## Material supplied
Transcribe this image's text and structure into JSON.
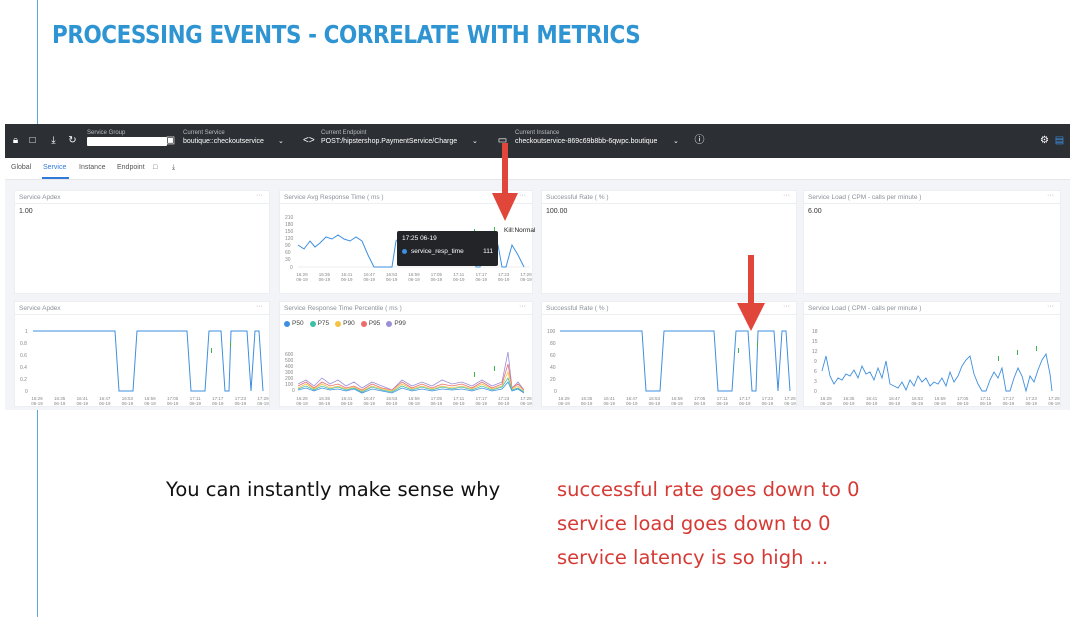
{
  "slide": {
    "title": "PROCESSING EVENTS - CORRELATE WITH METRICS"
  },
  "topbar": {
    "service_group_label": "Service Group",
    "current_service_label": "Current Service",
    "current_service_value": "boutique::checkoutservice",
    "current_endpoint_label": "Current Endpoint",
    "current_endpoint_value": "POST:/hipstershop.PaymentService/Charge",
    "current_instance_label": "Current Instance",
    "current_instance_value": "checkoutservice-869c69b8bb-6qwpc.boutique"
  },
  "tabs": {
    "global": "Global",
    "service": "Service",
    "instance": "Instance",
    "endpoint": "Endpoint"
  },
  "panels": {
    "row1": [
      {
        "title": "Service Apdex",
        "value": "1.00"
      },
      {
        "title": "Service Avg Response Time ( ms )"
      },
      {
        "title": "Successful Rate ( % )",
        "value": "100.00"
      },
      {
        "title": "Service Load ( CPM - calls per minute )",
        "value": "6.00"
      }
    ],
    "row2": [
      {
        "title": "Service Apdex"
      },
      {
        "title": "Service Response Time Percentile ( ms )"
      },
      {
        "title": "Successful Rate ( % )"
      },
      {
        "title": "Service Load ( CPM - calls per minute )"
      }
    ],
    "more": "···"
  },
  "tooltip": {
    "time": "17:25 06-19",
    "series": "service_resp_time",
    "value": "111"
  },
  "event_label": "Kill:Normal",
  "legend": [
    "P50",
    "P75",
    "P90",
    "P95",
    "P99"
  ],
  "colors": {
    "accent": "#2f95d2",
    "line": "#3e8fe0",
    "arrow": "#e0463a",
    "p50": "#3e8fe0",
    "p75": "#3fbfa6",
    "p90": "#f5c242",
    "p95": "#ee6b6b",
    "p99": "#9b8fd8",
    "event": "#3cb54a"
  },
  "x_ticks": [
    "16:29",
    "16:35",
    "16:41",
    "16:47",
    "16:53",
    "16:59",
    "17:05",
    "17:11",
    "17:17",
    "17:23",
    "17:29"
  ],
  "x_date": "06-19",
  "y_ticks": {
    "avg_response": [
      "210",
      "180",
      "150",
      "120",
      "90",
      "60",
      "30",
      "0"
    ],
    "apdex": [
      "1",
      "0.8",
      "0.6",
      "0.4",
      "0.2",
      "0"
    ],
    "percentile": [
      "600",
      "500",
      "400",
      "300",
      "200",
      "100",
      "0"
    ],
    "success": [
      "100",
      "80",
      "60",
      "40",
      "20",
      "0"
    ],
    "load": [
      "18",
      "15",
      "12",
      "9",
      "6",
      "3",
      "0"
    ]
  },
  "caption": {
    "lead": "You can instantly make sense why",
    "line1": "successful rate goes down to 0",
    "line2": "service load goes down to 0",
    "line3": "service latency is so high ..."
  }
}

## Directive
Your task is to list each line of the records with the word "calls".

## Completed exercise
        "title": "Service Load ( CPM - calls per minute )",
        "title": "Service Load ( CPM - calls per minute )"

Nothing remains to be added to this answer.